◆ **What the task asks**
Read the lines below. Copy out any that hold the string "shirt".

◆ **Source data**
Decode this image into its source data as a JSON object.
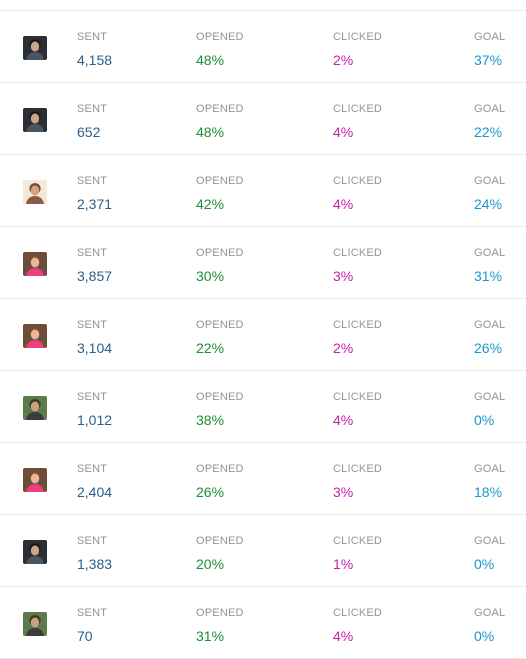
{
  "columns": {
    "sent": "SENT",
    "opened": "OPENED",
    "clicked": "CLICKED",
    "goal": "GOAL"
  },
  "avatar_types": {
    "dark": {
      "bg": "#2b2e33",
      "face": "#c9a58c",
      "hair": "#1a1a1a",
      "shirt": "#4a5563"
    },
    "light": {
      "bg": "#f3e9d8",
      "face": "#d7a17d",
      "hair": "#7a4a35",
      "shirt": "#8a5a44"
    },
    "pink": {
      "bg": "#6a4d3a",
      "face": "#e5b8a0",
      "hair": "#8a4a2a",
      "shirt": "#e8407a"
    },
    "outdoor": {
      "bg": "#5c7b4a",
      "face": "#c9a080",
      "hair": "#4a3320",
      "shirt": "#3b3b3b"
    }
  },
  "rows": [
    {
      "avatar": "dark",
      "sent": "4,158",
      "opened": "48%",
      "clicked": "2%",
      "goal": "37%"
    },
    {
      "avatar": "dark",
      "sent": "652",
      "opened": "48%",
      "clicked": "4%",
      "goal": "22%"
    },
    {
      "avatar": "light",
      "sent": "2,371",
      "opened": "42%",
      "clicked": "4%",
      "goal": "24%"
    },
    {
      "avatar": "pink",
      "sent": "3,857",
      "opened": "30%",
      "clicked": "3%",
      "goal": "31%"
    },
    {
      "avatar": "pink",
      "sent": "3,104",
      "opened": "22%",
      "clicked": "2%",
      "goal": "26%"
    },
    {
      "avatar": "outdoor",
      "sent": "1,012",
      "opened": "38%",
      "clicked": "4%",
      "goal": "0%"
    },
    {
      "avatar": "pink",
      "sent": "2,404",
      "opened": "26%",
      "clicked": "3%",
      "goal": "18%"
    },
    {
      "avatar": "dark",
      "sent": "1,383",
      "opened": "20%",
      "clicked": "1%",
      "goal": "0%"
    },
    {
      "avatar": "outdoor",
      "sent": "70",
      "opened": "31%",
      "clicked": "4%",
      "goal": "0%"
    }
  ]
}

◆ **Task answer**
      "shirt": "#4a5563"
      "shirt": "#8a5a44"
      "shirt": "#e8407a"
      "shirt": "#3b3b3b"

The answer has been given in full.